The task
Copy out each line of the listing that has the word "JSON" in it.

-- START Input material --

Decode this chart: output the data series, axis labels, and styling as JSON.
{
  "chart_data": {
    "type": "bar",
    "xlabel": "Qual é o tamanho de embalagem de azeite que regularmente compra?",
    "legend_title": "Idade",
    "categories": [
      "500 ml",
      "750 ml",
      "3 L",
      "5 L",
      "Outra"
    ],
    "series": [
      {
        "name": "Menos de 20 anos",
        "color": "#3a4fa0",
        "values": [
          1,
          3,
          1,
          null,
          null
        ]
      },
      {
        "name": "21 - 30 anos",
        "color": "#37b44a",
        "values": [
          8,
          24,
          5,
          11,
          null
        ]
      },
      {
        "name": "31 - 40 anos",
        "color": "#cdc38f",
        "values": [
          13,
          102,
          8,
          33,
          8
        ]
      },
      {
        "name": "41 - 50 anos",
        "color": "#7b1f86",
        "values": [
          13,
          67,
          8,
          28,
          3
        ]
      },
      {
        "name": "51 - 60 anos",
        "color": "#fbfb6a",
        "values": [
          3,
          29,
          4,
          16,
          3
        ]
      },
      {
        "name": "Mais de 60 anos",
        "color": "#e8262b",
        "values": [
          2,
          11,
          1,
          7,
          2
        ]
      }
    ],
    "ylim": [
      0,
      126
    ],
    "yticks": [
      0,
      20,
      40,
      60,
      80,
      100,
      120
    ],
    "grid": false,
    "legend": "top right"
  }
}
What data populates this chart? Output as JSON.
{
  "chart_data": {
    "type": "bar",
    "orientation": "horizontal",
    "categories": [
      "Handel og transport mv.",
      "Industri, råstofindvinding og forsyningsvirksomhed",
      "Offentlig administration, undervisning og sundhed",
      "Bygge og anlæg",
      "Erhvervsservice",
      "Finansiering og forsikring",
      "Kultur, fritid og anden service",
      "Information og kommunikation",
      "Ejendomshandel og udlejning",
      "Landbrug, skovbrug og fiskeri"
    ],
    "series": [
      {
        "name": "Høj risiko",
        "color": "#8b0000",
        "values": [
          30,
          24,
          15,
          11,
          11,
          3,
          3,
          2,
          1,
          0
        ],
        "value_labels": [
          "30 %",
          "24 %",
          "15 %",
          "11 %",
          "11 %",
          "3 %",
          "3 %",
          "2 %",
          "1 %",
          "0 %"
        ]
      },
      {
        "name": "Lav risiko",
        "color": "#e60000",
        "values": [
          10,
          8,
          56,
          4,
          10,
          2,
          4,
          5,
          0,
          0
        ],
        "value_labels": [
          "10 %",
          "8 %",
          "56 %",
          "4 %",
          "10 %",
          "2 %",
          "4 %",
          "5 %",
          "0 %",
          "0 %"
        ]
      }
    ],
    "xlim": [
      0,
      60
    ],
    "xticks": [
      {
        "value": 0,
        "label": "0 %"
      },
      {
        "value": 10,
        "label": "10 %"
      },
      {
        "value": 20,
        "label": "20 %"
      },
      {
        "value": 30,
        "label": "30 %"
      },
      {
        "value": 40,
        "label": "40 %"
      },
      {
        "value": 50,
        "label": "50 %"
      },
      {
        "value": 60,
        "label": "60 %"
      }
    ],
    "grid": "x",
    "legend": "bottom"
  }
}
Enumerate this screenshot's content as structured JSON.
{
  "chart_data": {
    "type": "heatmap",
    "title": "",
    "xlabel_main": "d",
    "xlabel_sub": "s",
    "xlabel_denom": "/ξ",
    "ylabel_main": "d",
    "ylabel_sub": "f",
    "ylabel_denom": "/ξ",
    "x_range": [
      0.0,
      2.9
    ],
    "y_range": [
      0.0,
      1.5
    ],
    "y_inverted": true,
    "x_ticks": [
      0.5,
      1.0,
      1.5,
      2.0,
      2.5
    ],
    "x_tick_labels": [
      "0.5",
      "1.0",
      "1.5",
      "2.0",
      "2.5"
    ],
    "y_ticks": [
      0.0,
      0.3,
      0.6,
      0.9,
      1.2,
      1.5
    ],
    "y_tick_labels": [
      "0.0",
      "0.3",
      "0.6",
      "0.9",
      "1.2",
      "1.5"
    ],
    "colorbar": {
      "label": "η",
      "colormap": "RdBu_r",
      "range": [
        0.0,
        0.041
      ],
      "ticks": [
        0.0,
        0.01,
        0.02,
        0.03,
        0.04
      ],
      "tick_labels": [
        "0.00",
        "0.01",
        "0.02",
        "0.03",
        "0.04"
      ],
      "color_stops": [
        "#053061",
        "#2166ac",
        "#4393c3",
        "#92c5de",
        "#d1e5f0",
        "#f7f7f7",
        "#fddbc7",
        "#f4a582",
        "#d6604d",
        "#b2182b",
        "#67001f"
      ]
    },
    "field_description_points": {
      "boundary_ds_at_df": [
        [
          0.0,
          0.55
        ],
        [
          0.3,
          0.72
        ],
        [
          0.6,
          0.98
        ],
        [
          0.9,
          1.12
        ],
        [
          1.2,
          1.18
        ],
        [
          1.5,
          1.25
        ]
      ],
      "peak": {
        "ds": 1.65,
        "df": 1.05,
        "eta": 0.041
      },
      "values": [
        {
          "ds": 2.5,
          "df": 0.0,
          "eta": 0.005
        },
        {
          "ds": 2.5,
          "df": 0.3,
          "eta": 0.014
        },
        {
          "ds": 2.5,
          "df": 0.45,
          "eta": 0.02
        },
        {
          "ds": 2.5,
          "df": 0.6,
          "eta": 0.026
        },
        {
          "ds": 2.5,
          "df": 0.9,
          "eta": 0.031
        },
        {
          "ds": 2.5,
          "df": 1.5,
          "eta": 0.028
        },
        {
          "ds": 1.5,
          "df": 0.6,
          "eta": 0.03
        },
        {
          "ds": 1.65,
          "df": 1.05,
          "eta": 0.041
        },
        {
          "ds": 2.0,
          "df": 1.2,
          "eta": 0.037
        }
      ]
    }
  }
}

-- END Input material --

Solved problem
Decode this chart: output the data series, axis labels, and styling as JSON.
What data populates this chart? Output as JSON.
Enumerate this screenshot's content as structured JSON.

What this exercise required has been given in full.